Dataset excerpts.
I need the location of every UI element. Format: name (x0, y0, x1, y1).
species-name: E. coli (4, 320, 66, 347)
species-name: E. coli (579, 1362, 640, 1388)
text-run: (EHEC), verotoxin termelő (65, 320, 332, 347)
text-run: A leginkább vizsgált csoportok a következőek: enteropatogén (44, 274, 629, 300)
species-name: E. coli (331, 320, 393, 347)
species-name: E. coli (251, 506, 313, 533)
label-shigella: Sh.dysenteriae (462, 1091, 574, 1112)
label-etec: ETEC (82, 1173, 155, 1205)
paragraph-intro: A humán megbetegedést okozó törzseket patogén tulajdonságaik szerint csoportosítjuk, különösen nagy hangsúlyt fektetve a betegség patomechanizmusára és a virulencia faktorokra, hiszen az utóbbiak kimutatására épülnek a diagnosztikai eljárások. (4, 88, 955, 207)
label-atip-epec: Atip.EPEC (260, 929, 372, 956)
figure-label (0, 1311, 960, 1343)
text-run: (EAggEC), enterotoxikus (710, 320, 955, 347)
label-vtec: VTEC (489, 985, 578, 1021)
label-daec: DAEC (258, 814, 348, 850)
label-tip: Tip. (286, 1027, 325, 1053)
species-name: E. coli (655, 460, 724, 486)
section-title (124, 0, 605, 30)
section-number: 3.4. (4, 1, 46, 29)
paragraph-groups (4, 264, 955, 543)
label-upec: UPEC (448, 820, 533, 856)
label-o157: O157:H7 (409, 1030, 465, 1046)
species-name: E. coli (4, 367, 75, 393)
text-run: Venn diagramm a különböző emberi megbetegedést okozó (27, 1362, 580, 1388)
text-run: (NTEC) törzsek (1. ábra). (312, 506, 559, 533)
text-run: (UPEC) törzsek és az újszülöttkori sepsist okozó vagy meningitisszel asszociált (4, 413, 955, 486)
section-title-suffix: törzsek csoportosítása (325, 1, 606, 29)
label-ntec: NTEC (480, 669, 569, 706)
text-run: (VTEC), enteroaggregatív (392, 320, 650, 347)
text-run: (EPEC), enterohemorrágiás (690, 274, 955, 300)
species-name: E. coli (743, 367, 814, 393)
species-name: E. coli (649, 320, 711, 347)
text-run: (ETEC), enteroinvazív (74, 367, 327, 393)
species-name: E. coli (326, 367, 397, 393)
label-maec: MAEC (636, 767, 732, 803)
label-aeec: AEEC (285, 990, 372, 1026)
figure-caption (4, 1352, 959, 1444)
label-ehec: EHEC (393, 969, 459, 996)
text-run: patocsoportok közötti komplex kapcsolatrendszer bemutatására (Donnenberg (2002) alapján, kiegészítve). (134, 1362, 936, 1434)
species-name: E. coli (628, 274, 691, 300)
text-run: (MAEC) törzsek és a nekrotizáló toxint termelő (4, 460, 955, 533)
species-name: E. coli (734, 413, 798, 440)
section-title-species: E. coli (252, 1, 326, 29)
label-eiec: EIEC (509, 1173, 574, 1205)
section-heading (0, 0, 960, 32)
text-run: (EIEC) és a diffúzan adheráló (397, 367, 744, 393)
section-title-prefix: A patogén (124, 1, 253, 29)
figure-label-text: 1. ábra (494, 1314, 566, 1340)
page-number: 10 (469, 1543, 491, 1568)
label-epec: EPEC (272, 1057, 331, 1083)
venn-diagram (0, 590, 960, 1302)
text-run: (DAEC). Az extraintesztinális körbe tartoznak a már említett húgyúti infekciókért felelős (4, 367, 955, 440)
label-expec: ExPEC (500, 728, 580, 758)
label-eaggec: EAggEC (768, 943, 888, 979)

Problem. Give back each record, exactly as it reads.

Exercise solution.
I need the location of every UI element. Format: name (x0, y0, x1, y1).
species-name: E. coli (4, 320, 66, 347)
species-name: E. coli (579, 1362, 640, 1388)
text-run: (EHEC), verotoxin termelő (65, 320, 332, 347)
text-run: A leginkább vizsgált csoportok a következőek: enteropatogén (44, 274, 629, 300)
species-name: E. coli (331, 320, 393, 347)
species-name: E. coli (251, 506, 313, 533)
label-shigella: Sh.dysenteriae (462, 1091, 574, 1112)
label-etec: ETEC (82, 1173, 155, 1205)
paragraph-intro: A humán megbetegedést okozó törzseket patogén tulajdonságaik szerint csoportosítjuk, különösen nagy hangsúlyt fektetve a betegség patomechanizmusára és a virulencia faktorokra, hiszen az utóbbiak kimutatására épülnek a diagnosztikai eljárások. (4, 88, 955, 207)
label-atip-epec: Atip.EPEC (260, 929, 372, 956)
figure-label (0, 1311, 960, 1343)
text-run: (EAggEC), enterotoxikus (710, 320, 955, 347)
label-vtec: VTEC (489, 985, 578, 1021)
label-daec: DAEC (258, 814, 348, 850)
label-tip: Tip. (286, 1027, 325, 1053)
species-name: E. coli (655, 460, 724, 486)
section-title (124, 0, 605, 30)
section-number: 3.4. (4, 1, 46, 29)
paragraph-groups (4, 264, 955, 543)
label-upec: UPEC (448, 820, 533, 856)
label-o157: O157:H7 (409, 1030, 465, 1046)
species-name: E. coli (4, 367, 75, 393)
text-run: Venn diagramm a különböző emberi megbetegedést okozó (27, 1362, 580, 1388)
text-run: (NTEC) törzsek (1. ábra). (312, 506, 559, 533)
text-run: (UPEC) törzsek és az újszülöttkori sepsist okozó vagy meningitisszel asszociált (4, 413, 955, 486)
section-title-suffix: törzsek csoportosítása (325, 1, 606, 29)
label-ntec: NTEC (480, 669, 569, 706)
text-run: (VTEC), enteroaggregatív (392, 320, 650, 347)
text-run: (EPEC), enterohemorrágiás (690, 274, 955, 300)
species-name: E. coli (743, 367, 814, 393)
species-name: E. coli (649, 320, 711, 347)
text-run: (ETEC), enteroinvazív (74, 367, 327, 393)
species-name: E. coli (326, 367, 397, 393)
label-maec: MAEC (636, 767, 732, 803)
label-aeec: AEEC (285, 990, 372, 1026)
figure-caption (4, 1352, 959, 1444)
label-ehec: EHEC (393, 969, 459, 996)
text-run: patocsoportok közötti komplex kapcsolatrendszer bemutatására (Donnenberg (2002) alapján, kiegészítve). (134, 1362, 936, 1434)
species-name: E. coli (628, 274, 691, 300)
text-run: (MAEC) törzsek és a nekrotizáló toxint termelő (4, 460, 955, 533)
species-name: E. coli (734, 413, 798, 440)
section-title-species: E. coli (252, 1, 326, 29)
label-eiec: EIEC (509, 1173, 574, 1205)
section-heading (0, 0, 960, 32)
text-run: (EIEC) és a diffúzan adheráló (397, 367, 744, 393)
section-title-prefix: A patogén (124, 1, 253, 29)
figure-label-text: 1. ábra (494, 1314, 566, 1340)
page-number: 10 (469, 1543, 491, 1568)
label-epec: EPEC (272, 1057, 331, 1083)
venn-diagram (0, 590, 960, 1302)
text-run: (DAEC). Az extraintesztinális körbe tartoznak a már említett húgyúti infekciókért felelős (4, 367, 955, 440)
label-expec: ExPEC (500, 728, 580, 758)
label-eaggec: EAggEC (768, 943, 888, 979)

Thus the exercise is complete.